* Figure data in JSON:
══════════════════════════════

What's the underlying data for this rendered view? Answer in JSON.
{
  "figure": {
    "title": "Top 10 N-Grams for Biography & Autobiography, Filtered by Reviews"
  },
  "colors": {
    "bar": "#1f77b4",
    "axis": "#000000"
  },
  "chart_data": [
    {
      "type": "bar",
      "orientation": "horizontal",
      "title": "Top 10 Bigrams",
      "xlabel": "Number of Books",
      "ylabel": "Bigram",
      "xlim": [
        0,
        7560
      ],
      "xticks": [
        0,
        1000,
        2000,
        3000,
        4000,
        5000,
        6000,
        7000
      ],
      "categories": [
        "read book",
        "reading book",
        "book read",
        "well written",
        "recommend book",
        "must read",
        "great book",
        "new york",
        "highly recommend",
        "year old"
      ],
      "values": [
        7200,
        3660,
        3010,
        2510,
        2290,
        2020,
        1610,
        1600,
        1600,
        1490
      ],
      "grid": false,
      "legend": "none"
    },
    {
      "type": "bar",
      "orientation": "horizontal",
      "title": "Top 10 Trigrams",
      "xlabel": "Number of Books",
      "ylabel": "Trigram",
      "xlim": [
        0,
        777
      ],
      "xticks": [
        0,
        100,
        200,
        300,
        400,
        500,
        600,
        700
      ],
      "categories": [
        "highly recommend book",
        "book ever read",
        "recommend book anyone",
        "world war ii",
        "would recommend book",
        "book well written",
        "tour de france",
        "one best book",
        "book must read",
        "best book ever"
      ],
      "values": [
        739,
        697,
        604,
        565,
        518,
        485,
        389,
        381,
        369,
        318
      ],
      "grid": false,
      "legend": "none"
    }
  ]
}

══════════════════════════════

* Aim of the task: Extract all the entries word for word.

* Expected answer:
What's the underlying data for this rendered view? Answer in JSON.
{
  "figure": {
    "title": "Top 10 N-Grams for Biography & Autobiography, Filtered by Reviews"
  },
  "colors": {
    "bar": "#1f77b4",
    "axis": "#000000"
  },
  "chart_data": [
    {
      "type": "bar",
      "orientation": "horizontal",
      "title": "Top 10 Bigrams",
      "xlabel": "Number of Books",
      "ylabel": "Bigram",
      "xlim": [
        0,
        7560
      ],
      "xticks": [
        0,
        1000,
        2000,
        3000,
        4000,
        5000,
        6000,
        7000
      ],
      "categories": [
        "read book",
        "reading book",
        "book read",
        "well written",
        "recommend book",
        "must read",
        "great book",
        "new york",
        "highly recommend",
        "year old"
      ],
      "values": [
        7200,
        3660,
        3010,
        2510,
        2290,
        2020,
        1610,
        1600,
        1600,
        1490
      ],
      "grid": false,
      "legend": "none"
    },
    {
      "type": "bar",
      "orientation": "horizontal",
      "title": "Top 10 Trigrams",
      "xlabel": "Number of Books",
      "ylabel": "Trigram",
      "xlim": [
        0,
        777
      ],
      "xticks": [
        0,
        100,
        200,
        300,
        400,
        500,
        600,
        700
      ],
      "categories": [
        "highly recommend book",
        "book ever read",
        "recommend book anyone",
        "world war ii",
        "would recommend book",
        "book well written",
        "tour de france",
        "one best book",
        "book must read",
        "best book ever"
      ],
      "values": [
        739,
        697,
        604,
        565,
        518,
        485,
        389,
        381,
        369,
        318
      ],
      "grid": false,
      "legend": "none"
    }
  ]
}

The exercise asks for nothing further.